THE INPUT ::
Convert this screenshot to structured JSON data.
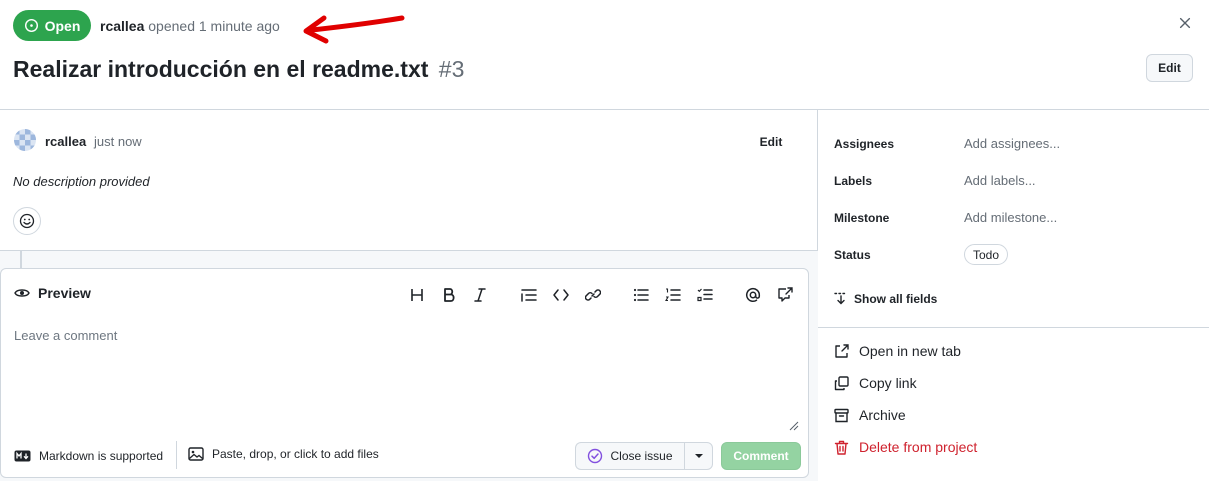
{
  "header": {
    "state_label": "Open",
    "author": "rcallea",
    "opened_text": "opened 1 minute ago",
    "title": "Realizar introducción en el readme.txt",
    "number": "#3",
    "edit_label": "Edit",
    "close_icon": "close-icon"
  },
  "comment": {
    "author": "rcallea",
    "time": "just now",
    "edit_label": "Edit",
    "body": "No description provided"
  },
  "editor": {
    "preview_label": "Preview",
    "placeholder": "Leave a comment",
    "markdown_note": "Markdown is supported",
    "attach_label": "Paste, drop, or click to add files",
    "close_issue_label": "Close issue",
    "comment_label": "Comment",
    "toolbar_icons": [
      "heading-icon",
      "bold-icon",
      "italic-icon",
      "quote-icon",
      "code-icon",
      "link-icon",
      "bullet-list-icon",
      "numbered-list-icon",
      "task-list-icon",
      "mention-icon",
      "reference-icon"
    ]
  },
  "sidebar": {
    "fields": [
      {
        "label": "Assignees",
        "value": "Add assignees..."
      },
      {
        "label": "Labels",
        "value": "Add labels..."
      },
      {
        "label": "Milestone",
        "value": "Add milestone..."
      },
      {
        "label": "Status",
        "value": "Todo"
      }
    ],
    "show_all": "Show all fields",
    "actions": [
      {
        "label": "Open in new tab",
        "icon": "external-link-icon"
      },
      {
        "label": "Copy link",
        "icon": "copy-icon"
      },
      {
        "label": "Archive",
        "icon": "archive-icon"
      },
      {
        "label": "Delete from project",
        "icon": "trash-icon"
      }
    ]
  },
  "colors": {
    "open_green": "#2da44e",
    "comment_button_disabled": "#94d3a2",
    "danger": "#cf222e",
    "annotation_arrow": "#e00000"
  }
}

BRIEF ::
Repeat the material above verbatim, with no pictures in the output.

COMPLETED TASK ::
Convert this screenshot to structured JSON data.
{
  "header": {
    "state_label": "Open",
    "author": "rcallea",
    "opened_text": "opened 1 minute ago",
    "title": "Realizar introducción en el readme.txt",
    "number": "#3",
    "edit_label": "Edit",
    "close_icon": "close-icon"
  },
  "comment": {
    "author": "rcallea",
    "time": "just now",
    "edit_label": "Edit",
    "body": "No description provided"
  },
  "editor": {
    "preview_label": "Preview",
    "placeholder": "Leave a comment",
    "markdown_note": "Markdown is supported",
    "attach_label": "Paste, drop, or click to add files",
    "close_issue_label": "Close issue",
    "comment_label": "Comment",
    "toolbar_icons": [
      "heading-icon",
      "bold-icon",
      "italic-icon",
      "quote-icon",
      "code-icon",
      "link-icon",
      "bullet-list-icon",
      "numbered-list-icon",
      "task-list-icon",
      "mention-icon",
      "reference-icon"
    ]
  },
  "sidebar": {
    "fields": [
      {
        "label": "Assignees",
        "value": "Add assignees..."
      },
      {
        "label": "Labels",
        "value": "Add labels..."
      },
      {
        "label": "Milestone",
        "value": "Add milestone..."
      },
      {
        "label": "Status",
        "value": "Todo"
      }
    ],
    "show_all": "Show all fields",
    "actions": [
      {
        "label": "Open in new tab",
        "icon": "external-link-icon"
      },
      {
        "label": "Copy link",
        "icon": "copy-icon"
      },
      {
        "label": "Archive",
        "icon": "archive-icon"
      },
      {
        "label": "Delete from project",
        "icon": "trash-icon"
      }
    ]
  },
  "colors": {
    "open_green": "#2da44e",
    "comment_button_disabled": "#94d3a2",
    "danger": "#cf222e",
    "annotation_arrow": "#e00000"
  }
}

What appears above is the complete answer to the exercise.